----- DATA EXTRACT

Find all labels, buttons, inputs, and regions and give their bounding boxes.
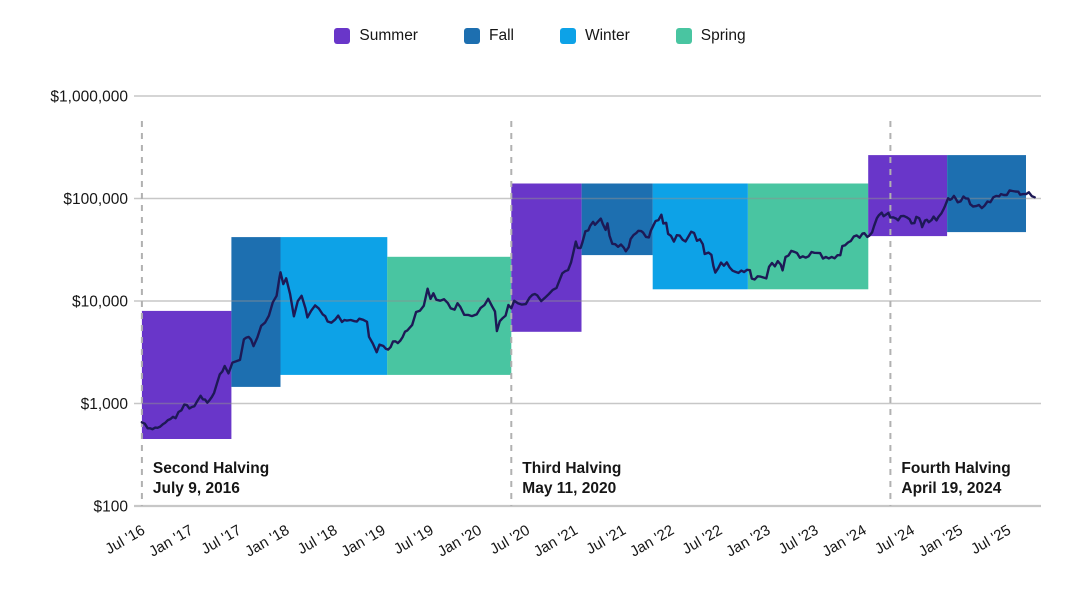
season-block-winter xyxy=(652,183,748,290)
y-tick-label-1000: $1,000 xyxy=(81,396,129,413)
halving-annotation-name-2: Fourth Halving xyxy=(901,460,1010,477)
x-tick-label-17: Jan '25 xyxy=(916,522,966,561)
x-tick-label-15: Jan '24 xyxy=(820,522,870,561)
legend-swatch-spring xyxy=(675,28,692,44)
legend-item-spring: Spring xyxy=(675,27,746,45)
halving-annotation-name-0: Second Halving xyxy=(153,460,269,477)
x-tick-label-14: Jul '23 xyxy=(776,522,822,558)
legend-item-fall: Fall xyxy=(463,27,514,45)
season-block-fall xyxy=(231,237,281,387)
halving-annotation-date-0: July 9, 2016 xyxy=(153,480,240,497)
season-block-summer xyxy=(868,155,948,237)
x-tick-label-2: Jul '17 xyxy=(199,522,245,558)
y-tick-label-1000000: $1,000,000 xyxy=(50,89,128,106)
halving-annotation-name-1: Third Halving xyxy=(522,460,621,477)
season-block-fall xyxy=(581,183,653,256)
season-block-spring xyxy=(748,183,869,290)
halving-annotation-date-1: May 11, 2020 xyxy=(522,480,616,497)
chart-legend: Summer Fall Winter Spring xyxy=(0,27,1080,45)
x-tick-label-0: Jul '16 xyxy=(102,522,148,558)
legend-label-summer: Summer xyxy=(359,27,418,44)
x-tick-label-10: Jul '21 xyxy=(583,522,629,558)
legend-swatch-fall xyxy=(463,28,480,44)
x-tick-label-4: Jul '18 xyxy=(295,522,341,558)
x-tick-label-7: Jan '20 xyxy=(435,522,485,561)
legend-item-winter: Winter xyxy=(559,27,630,45)
x-tick-label-5: Jan '19 xyxy=(339,522,389,561)
x-tick-label-1: Jan '17 xyxy=(146,522,196,561)
halving-annotation-date-2: April 19, 2024 xyxy=(901,480,1001,497)
x-tick-label-11: Jan '22 xyxy=(627,522,677,561)
season-block-fall xyxy=(947,155,1026,233)
x-tick-label-18: Jul '25 xyxy=(968,522,1014,558)
y-tick-label-100: $100 xyxy=(94,499,129,516)
x-tick-label-3: Jan '18 xyxy=(242,522,292,561)
y-tick-label-100000: $100,000 xyxy=(63,191,128,208)
season-block-summer xyxy=(511,183,582,332)
legend-swatch-summer xyxy=(334,28,351,44)
legend-item-summer: Summer xyxy=(334,27,418,45)
legend-label-spring: Spring xyxy=(700,27,746,44)
price-line xyxy=(140,189,1036,431)
season-block-spring xyxy=(387,256,512,375)
x-tick-label-8: Jul '20 xyxy=(487,522,533,558)
x-tick-label-6: Jul '19 xyxy=(391,522,437,558)
season-block-summer xyxy=(141,310,232,439)
x-tick-label-16: Jul '24 xyxy=(872,522,918,558)
x-tick-label-12: Jul '22 xyxy=(680,522,726,558)
x-tick-label-13: Jan '23 xyxy=(723,522,773,561)
y-tick-label-10000: $10,000 xyxy=(72,294,128,311)
x-tick-label-9: Jan '21 xyxy=(531,522,581,561)
legend-swatch-winter xyxy=(559,28,576,44)
season-block-winter xyxy=(280,237,388,375)
legend-label-fall: Fall xyxy=(488,27,514,44)
legend-label-winter: Winter xyxy=(584,27,630,44)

----------

* WORK REQUIRED
Lay out everything from the line that contains "season-block-winter xyxy=(652,183,748,290)" down to the line that contains "legend-item-winter: Winter xyxy=(559,27,630,45)" as a Markdown table with columns n and Line, numbering each line and leaving out blank ones.

* RESULT OF THIS TASK
| n | Line |
|---|---|
| 1 | season-block-winter xyxy=(652,183,748,290) |
| 2 | y-tick-label-1000: $1,000 xyxy=(81,396,129,413) |
| 3 | halving-annotation-name-2: Fourth Halving xyxy=(901,460,1010,477) |
| 4 | x-tick-label-17: Jan '25 xyxy=(916,522,966,561) |
| 5 | x-tick-label-15: Jan '24 xyxy=(820,522,870,561) |
| 6 | legend-swatch-spring xyxy=(675,28,692,44) |
| 7 | legend-item-spring: Spring xyxy=(675,27,746,45) |
| 8 | halving-annotation-name-0: Second Halving xyxy=(153,460,269,477) |
| 9 | x-tick-label-14: Jul '23 xyxy=(776,522,822,558) |
| 10 | legend-item-fall: Fall xyxy=(463,27,514,45) |
| 11 | season-block-fall xyxy=(231,237,281,387) |
| 12 | halving-annotation-date-0: July 9, 2016 xyxy=(153,480,240,497) |
| 13 | season-block-summer xyxy=(868,155,948,237) |
| 14 | x-tick-label-2: Jul '17 xyxy=(199,522,245,558) |
| 15 | y-tick-label-1000000: $1,000,000 xyxy=(50,89,128,106) |
| 16 | halving-annotation-name-1: Third Halving xyxy=(522,460,621,477) |
| 17 | season-block-fall xyxy=(581,183,653,256) |
| 18 | season-block-spring xyxy=(748,183,869,290) |
| 19 | halving-annotation-date-1: May 11, 2020 xyxy=(522,480,616,497) |
| 20 | chart-legend: Summer Fall Winter Spring xyxy=(0,27,1080,45) |
| 21 | x-tick-label-0: Jul '16 xyxy=(102,522,148,558) |
| 22 | legend-label-summer: Summer xyxy=(359,27,418,44) |
| 23 | x-tick-label-10: Jul '21 xyxy=(583,522,629,558) |
| 24 | legend-swatch-fall xyxy=(463,28,480,44) |
| 25 | x-tick-label-4: Jul '18 xyxy=(295,522,341,558) |
| 26 | x-tick-label-7: Jan '20 xyxy=(435,522,485,561) |
| 27 | legend-item-winter: Winter xyxy=(559,27,630,45) |